| Task to carry out |
Quote the whole listing word for word, please.

| Dataset extract |
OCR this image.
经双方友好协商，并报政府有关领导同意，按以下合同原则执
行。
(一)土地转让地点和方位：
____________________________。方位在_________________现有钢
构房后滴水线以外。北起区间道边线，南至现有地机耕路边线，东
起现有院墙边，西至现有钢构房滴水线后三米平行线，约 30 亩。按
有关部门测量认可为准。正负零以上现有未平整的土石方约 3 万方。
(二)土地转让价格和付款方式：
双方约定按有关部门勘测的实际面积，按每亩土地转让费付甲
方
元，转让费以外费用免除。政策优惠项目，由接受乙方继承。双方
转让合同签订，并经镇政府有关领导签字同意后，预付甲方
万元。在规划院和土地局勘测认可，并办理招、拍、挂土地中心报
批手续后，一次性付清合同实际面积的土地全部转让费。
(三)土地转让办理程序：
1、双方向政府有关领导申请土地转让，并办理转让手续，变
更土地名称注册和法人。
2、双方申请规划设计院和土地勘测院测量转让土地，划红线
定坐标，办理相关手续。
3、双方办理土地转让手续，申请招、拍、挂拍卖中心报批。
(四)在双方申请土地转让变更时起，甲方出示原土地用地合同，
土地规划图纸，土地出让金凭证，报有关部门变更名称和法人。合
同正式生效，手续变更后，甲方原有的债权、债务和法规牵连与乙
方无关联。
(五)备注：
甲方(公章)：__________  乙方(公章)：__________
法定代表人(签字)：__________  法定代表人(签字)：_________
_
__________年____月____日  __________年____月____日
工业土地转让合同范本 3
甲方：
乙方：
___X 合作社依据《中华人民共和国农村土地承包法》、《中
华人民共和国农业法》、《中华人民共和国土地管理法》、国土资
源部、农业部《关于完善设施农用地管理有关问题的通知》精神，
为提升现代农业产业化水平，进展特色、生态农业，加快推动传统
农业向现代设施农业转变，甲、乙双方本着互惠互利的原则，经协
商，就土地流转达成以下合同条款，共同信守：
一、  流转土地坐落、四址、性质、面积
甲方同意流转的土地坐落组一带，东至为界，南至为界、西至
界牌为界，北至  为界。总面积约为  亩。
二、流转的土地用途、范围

| Finished task |
OCR this image.
经双方友好协商，并报政府有关领导同意，按以下合同原则执
行。
(一)土地转让地点和方位：
____________________________。方位在_________________现有钢
构房后滴水线以外。北起区间道边线，南至现有地机耕路边线，东
起现有院墙边，西至现有钢构房滴水线后三米平行线，约 30 亩。按
有关部门测量认可为准。正负零以上现有未平整的土石方约 3 万方。
(二)土地转让价格和付款方式：
双方约定按有关部门勘测的实际面积，按每亩土地转让费付甲
方
元，转让费以外费用免除。政策优惠项目，由接受乙方继承。双方
转让合同签订，并经镇政府有关领导签字同意后，预付甲方
万元。在规划院和土地局勘测认可，并办理招、拍、挂土地中心报
批手续后，一次性付清合同实际面积的土地全部转让费。
(三)土地转让办理程序：
1、双方向政府有关领导申请土地转让，并办理转让手续，变
更土地名称注册和法人。
2、双方申请规划设计院和土地勘测院测量转让土地，划红线
定坐标，办理相关手续。
3、双方办理土地转让手续，申请招、拍、挂拍卖中心报批。
(四)在双方申请土地转让变更时起，甲方出示原土地用地合同，
土地规划图纸，土地出让金凭证，报有关部门变更名称和法人。合
同正式生效，手续变更后，甲方原有的债权、债务和法规牵连与乙
方无关联。
(五)备注：
甲方(公章)：__________  乙方(公章)：__________
法定代表人(签字)：__________  法定代表人(签字)：_________
_
__________年____月____日  __________年____月____日
工业土地转让合同范本 3
甲方：
乙方：
___X 合作社依据《中华人民共和国农村土地承包法》、《中
华人民共和国农业法》、《中华人民共和国土地管理法》、国土资
源部、农业部《关于完善设施农用地管理有关问题的通知》精神，
为提升现代农业产业化水平，进展特色、生态农业，加快推动传统
农业向现代设施农业转变，甲、乙双方本着互惠互利的原则，经协
商，就土地流转达成以下合同条款，共同信守：
一、  流转土地坐落、四址、性质、面积
甲方同意流转的土地坐落组一带，东至为界，南至为界、西至
界牌为界，北至  为界。总面积约为  亩。
二、流转的土地用途、范围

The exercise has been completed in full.